[BEGIN Material shown]

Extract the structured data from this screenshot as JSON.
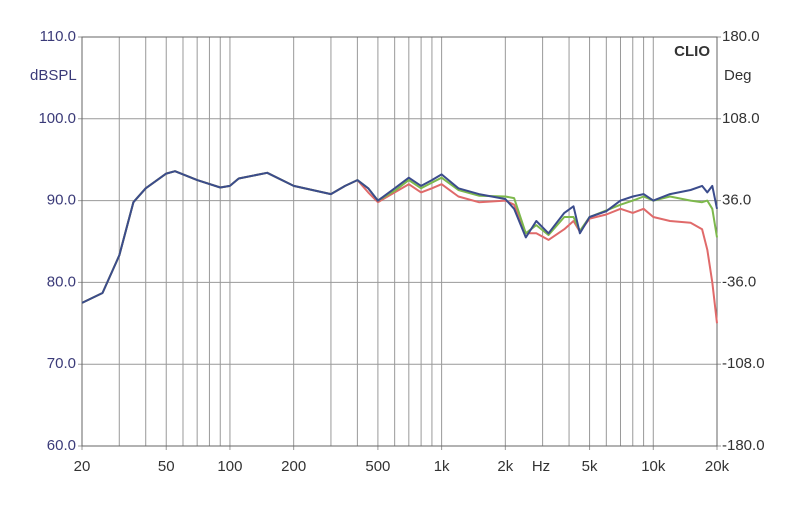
{
  "chart_data": {
    "type": "line",
    "title": "CLIO",
    "ylabel": "dBSPL",
    "y2label": "Deg",
    "xlabel": "Hz",
    "log_x": true,
    "grid": true,
    "x": [
      20,
      25,
      30,
      35,
      40,
      50,
      55,
      70,
      90,
      100,
      110,
      150,
      200,
      300,
      350,
      400,
      450,
      500,
      600,
      700,
      800,
      900,
      1000,
      1200,
      1500,
      2000,
      2200,
      2500,
      2800,
      3200,
      3800,
      4200,
      4500,
      5000,
      6000,
      7000,
      8000,
      9000,
      10000,
      12000,
      15000,
      17000,
      18000,
      19000,
      20000
    ],
    "series": [
      {
        "name": "red",
        "color": "#e06a6a",
        "values": [
          77.5,
          78.7,
          83.3,
          89.8,
          91.5,
          93.3,
          93.6,
          92.5,
          91.6,
          91.8,
          92.7,
          93.4,
          91.8,
          90.8,
          91.8,
          92.5,
          91,
          89.8,
          91,
          92,
          91,
          91.5,
          92,
          90.5,
          89.8,
          90,
          89.5,
          86,
          86,
          85.2,
          86.5,
          87.5,
          86.2,
          87.8,
          88.3,
          89,
          88.5,
          89,
          88,
          87.5,
          87.3,
          86.5,
          84,
          80,
          75
        ]
      },
      {
        "name": "green",
        "color": "#7db84c",
        "values": [
          77.5,
          78.7,
          83.3,
          89.8,
          91.5,
          93.3,
          93.6,
          92.5,
          91.6,
          91.8,
          92.7,
          93.4,
          91.8,
          90.8,
          91.8,
          92.5,
          91.5,
          90,
          91.2,
          92.5,
          91.5,
          92.2,
          92.8,
          91.3,
          90.6,
          90.5,
          90.3,
          86,
          87,
          85.8,
          88,
          88,
          86.3,
          88,
          88.8,
          89.5,
          90,
          90.5,
          90,
          90.5,
          90,
          89.8,
          90,
          89,
          85.5
        ]
      },
      {
        "name": "blue",
        "color": "#3b4c8c",
        "values": [
          77.5,
          78.7,
          83.3,
          89.8,
          91.5,
          93.3,
          93.6,
          92.5,
          91.6,
          91.8,
          92.7,
          93.4,
          91.8,
          90.8,
          91.8,
          92.5,
          91.5,
          90,
          91.5,
          92.8,
          91.8,
          92.5,
          93.2,
          91.5,
          90.8,
          90.2,
          89,
          85.5,
          87.5,
          86,
          88.5,
          89.3,
          86,
          88,
          88.7,
          90,
          90.5,
          90.8,
          90,
          90.8,
          91.3,
          91.8,
          91,
          91.8,
          89
        ]
      }
    ],
    "xlim": [
      20,
      20000
    ],
    "xticks": [
      20,
      50,
      100,
      200,
      500,
      {
        "value": 1000,
        "label": "1k"
      },
      {
        "value": 2000,
        "label": "2k"
      },
      {
        "value": 5000,
        "label": "5k"
      },
      {
        "value": 10000,
        "label": "10k"
      },
      {
        "value": 20000,
        "label": "20k"
      }
    ],
    "xminorticks": [
      30,
      40,
      60,
      70,
      80,
      90,
      300,
      400,
      600,
      700,
      800,
      900,
      3000,
      4000,
      6000,
      7000,
      8000,
      9000
    ],
    "ylim": [
      60,
      110
    ],
    "yticks": [
      {
        "value": 60,
        "label": "60.0"
      },
      {
        "value": 70,
        "label": "70.0"
      },
      {
        "value": 80,
        "label": "80.0"
      },
      {
        "value": 90,
        "label": "90.0"
      },
      {
        "value": 100,
        "label": "100.0"
      },
      {
        "value": 110,
        "label": "110.0"
      }
    ],
    "y2lim": [
      -180,
      180
    ],
    "y2ticks": [
      {
        "value": -180,
        "label": "-180.0"
      },
      {
        "value": -108,
        "label": "-108.0"
      },
      {
        "value": -36,
        "label": "-36.0"
      },
      {
        "value": 36,
        "label": "36.0"
      },
      {
        "value": 108,
        "label": "108.0"
      },
      {
        "value": 180,
        "label": "180.0"
      }
    ]
  }
}
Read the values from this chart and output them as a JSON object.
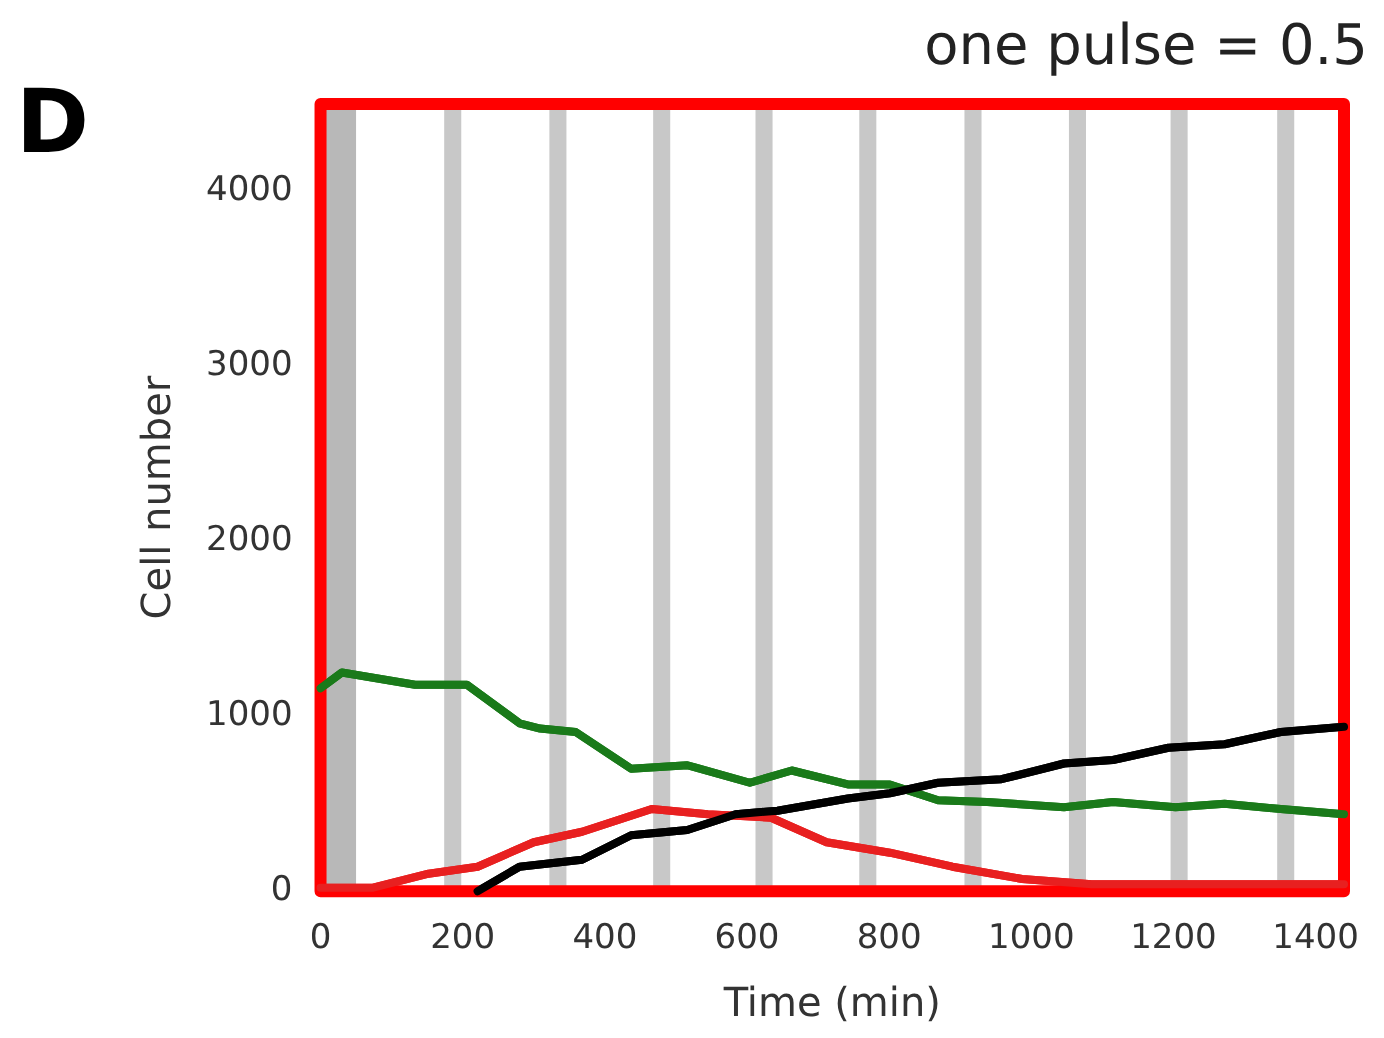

[END Material shown]

## Stated goal
Every record must be copied exactly, with the pictures left out.

## Reply
Extract the structured data from this screenshot as JSON.
{
  "chart_data": {
    "type": "line",
    "title": "CLIO",
    "ylabel": "dBSPL",
    "y2label": "Deg",
    "xlabel": "Hz",
    "log_x": true,
    "grid": true,
    "x": [
      20,
      25,
      30,
      35,
      40,
      50,
      55,
      70,
      90,
      100,
      110,
      150,
      200,
      300,
      350,
      400,
      450,
      500,
      600,
      700,
      800,
      900,
      1000,
      1200,
      1500,
      2000,
      2200,
      2500,
      2800,
      3200,
      3800,
      4200,
      4500,
      5000,
      6000,
      7000,
      8000,
      9000,
      10000,
      12000,
      15000,
      17000,
      18000,
      19000,
      20000
    ],
    "series": [
      {
        "name": "red",
        "color": "#e06a6a",
        "values": [
          77.5,
          78.7,
          83.3,
          89.8,
          91.5,
          93.3,
          93.6,
          92.5,
          91.6,
          91.8,
          92.7,
          93.4,
          91.8,
          90.8,
          91.8,
          92.5,
          91,
          89.8,
          91,
          92,
          91,
          91.5,
          92,
          90.5,
          89.8,
          90,
          89.5,
          86,
          86,
          85.2,
          86.5,
          87.5,
          86.2,
          87.8,
          88.3,
          89,
          88.5,
          89,
          88,
          87.5,
          87.3,
          86.5,
          84,
          80,
          75
        ]
      },
      {
        "name": "green",
        "color": "#7db84c",
        "values": [
          77.5,
          78.7,
          83.3,
          89.8,
          91.5,
          93.3,
          93.6,
          92.5,
          91.6,
          91.8,
          92.7,
          93.4,
          91.8,
          90.8,
          91.8,
          92.5,
          91.5,
          90,
          91.2,
          92.5,
          91.5,
          92.2,
          92.8,
          91.3,
          90.6,
          90.5,
          90.3,
          86,
          87,
          85.8,
          88,
          88,
          86.3,
          88,
          88.8,
          89.5,
          90,
          90.5,
          90,
          90.5,
          90,
          89.8,
          90,
          89,
          85.5
        ]
      },
      {
        "name": "blue",
        "color": "#3b4c8c",
        "values": [
          77.5,
          78.7,
          83.3,
          89.8,
          91.5,
          93.3,
          93.6,
          92.5,
          91.6,
          91.8,
          92.7,
          93.4,
          91.8,
          90.8,
          91.8,
          92.5,
          91.5,
          90,
          91.5,
          92.8,
          91.8,
          92.5,
          93.2,
          91.5,
          90.8,
          90.2,
          89,
          85.5,
          87.5,
          86,
          88.5,
          89.3,
          86,
          88,
          88.7,
          90,
          90.5,
          90.8,
          90,
          90.8,
          91.3,
          91.8,
          91,
          91.8,
          89
        ]
      }
    ],
    "xlim": [
      20,
      20000
    ],
    "xticks": [
      20,
      50,
      100,
      200,
      500,
      {
        "value": 1000,
        "label": "1k"
      },
      {
        "value": 2000,
        "label": "2k"
      },
      {
        "value": 5000,
        "label": "5k"
      },
      {
        "value": 10000,
        "label": "10k"
      },
      {
        "value": 20000,
        "label": "20k"
      }
    ],
    "xminorticks": [
      30,
      40,
      60,
      70,
      80,
      90,
      300,
      400,
      600,
      700,
      800,
      900,
      3000,
      4000,
      6000,
      7000,
      8000,
      9000
    ],
    "ylim": [
      60,
      110
    ],
    "yticks": [
      {
        "value": 60,
        "label": "60.0"
      },
      {
        "value": 70,
        "label": "70.0"
      },
      {
        "value": 80,
        "label": "80.0"
      },
      {
        "value": 90,
        "label": "90.0"
      },
      {
        "value": 100,
        "label": "100.0"
      },
      {
        "value": 110,
        "label": "110.0"
      }
    ],
    "y2lim": [
      -180,
      180
    ],
    "y2ticks": [
      {
        "value": -180,
        "label": "-180.0"
      },
      {
        "value": -108,
        "label": "-108.0"
      },
      {
        "value": -36,
        "label": "-36.0"
      },
      {
        "value": 36,
        "label": "36.0"
      },
      {
        "value": 108,
        "label": "108.0"
      },
      {
        "value": 180,
        "label": "180.0"
      }
    ]
  }
}
Read the values from this chart and output them as a JSON object.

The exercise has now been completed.